== STORED RECORDS ==

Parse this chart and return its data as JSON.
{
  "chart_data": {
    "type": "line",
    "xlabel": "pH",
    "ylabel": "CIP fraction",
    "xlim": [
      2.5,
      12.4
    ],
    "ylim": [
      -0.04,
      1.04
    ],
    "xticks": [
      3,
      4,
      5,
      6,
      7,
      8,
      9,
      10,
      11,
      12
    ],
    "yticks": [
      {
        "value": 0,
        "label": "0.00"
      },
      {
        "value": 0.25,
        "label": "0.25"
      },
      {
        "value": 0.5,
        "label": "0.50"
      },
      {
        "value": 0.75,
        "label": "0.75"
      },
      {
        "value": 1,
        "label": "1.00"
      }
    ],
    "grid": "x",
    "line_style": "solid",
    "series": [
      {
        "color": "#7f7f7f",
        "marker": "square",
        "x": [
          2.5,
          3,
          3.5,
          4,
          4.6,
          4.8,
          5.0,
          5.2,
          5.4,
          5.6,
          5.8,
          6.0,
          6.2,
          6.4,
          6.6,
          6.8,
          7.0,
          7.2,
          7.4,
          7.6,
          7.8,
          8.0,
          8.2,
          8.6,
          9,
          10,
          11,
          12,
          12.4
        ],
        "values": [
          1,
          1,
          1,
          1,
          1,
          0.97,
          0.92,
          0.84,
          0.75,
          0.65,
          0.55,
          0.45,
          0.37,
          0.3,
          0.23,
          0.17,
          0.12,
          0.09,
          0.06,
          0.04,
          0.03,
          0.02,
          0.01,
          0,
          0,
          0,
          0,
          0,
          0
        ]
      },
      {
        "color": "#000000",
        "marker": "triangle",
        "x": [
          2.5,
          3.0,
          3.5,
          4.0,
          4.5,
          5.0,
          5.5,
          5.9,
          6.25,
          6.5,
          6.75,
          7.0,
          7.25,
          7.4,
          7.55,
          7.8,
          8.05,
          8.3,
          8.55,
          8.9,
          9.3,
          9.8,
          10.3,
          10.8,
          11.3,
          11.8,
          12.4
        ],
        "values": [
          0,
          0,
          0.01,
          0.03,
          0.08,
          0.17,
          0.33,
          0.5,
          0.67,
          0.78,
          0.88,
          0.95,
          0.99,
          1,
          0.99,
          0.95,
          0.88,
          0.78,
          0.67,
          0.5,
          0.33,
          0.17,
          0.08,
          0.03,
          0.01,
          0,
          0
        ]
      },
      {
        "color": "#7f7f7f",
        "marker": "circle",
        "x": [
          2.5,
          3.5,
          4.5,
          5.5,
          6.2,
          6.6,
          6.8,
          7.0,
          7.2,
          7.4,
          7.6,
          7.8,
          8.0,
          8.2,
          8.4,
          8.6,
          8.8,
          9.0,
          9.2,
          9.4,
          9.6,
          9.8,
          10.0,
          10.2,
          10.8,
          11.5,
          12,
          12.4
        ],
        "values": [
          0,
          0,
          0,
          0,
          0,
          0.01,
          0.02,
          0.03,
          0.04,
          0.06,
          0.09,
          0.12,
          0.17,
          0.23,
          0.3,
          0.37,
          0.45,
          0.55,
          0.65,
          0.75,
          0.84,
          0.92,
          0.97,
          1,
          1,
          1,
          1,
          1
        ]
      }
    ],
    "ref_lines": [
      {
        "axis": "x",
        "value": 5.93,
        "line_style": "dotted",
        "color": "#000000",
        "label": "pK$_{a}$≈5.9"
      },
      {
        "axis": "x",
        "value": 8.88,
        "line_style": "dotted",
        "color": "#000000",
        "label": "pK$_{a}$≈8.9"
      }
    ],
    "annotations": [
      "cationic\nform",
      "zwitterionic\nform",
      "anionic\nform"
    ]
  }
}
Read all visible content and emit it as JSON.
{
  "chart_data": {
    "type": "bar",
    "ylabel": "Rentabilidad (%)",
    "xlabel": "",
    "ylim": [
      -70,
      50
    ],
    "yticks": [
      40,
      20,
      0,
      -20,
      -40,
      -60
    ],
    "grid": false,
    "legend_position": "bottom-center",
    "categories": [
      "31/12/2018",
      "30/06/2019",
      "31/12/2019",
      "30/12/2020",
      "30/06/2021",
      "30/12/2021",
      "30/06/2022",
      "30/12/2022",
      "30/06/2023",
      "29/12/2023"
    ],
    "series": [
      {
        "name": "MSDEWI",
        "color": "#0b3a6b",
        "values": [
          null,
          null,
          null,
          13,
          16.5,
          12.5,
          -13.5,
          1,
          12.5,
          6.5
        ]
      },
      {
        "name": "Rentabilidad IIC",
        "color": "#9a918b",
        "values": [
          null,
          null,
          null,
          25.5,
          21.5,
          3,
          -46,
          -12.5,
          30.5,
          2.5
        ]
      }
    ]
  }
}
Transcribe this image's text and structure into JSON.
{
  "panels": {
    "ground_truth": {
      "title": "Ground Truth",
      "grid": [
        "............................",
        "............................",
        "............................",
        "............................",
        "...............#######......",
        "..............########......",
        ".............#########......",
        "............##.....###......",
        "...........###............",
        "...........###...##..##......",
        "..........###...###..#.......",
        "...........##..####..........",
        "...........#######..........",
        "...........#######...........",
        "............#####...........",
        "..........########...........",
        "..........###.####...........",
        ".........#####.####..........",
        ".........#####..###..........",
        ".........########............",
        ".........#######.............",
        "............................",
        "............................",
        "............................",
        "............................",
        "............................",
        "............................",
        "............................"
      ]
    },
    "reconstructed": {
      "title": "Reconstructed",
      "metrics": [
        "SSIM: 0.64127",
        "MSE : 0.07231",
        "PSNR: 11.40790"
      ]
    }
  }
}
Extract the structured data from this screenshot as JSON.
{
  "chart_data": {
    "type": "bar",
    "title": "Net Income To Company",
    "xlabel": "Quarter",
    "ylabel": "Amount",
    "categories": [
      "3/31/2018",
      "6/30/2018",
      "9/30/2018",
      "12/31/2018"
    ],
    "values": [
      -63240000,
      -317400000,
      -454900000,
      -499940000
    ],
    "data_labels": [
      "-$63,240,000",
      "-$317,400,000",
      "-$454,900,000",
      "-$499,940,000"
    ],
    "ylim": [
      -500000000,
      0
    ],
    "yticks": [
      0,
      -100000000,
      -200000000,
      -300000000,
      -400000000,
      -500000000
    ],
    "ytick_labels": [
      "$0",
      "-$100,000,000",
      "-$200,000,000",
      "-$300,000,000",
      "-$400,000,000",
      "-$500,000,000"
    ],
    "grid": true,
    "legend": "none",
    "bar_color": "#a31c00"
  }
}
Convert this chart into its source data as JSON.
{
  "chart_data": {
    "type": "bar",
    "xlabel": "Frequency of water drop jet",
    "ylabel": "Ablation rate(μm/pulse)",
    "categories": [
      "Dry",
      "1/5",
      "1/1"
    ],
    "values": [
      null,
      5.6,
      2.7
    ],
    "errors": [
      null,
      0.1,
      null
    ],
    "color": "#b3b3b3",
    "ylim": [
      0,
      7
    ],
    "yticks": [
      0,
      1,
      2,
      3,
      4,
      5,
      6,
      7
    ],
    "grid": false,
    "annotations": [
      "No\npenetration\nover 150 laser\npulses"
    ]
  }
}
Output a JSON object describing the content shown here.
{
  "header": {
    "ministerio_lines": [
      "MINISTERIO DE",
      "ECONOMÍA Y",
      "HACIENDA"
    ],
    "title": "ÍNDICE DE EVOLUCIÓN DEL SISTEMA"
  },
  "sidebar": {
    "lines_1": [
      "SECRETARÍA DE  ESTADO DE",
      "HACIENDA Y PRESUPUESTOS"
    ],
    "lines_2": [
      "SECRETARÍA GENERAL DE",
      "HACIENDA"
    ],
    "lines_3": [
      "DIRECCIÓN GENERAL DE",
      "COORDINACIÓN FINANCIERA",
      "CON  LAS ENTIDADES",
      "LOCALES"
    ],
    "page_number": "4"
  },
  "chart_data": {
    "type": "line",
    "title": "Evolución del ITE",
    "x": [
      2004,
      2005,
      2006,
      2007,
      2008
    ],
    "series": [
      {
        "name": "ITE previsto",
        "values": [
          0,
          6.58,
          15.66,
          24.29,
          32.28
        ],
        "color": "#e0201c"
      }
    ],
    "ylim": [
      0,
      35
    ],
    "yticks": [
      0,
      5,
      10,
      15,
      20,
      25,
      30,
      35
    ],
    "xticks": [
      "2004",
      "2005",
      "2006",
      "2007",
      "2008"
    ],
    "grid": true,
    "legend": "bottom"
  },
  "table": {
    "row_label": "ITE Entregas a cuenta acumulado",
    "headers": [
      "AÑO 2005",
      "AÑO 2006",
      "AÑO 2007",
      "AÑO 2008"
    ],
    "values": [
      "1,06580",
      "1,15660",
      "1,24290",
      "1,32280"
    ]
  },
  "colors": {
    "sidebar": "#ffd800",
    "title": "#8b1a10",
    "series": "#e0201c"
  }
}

== DIRECTIONS FOR THIS TASK ==
Tally the lines of the listing that include "into". Reply with nothing but the count.

== PROBLEM SOLUTION ==
2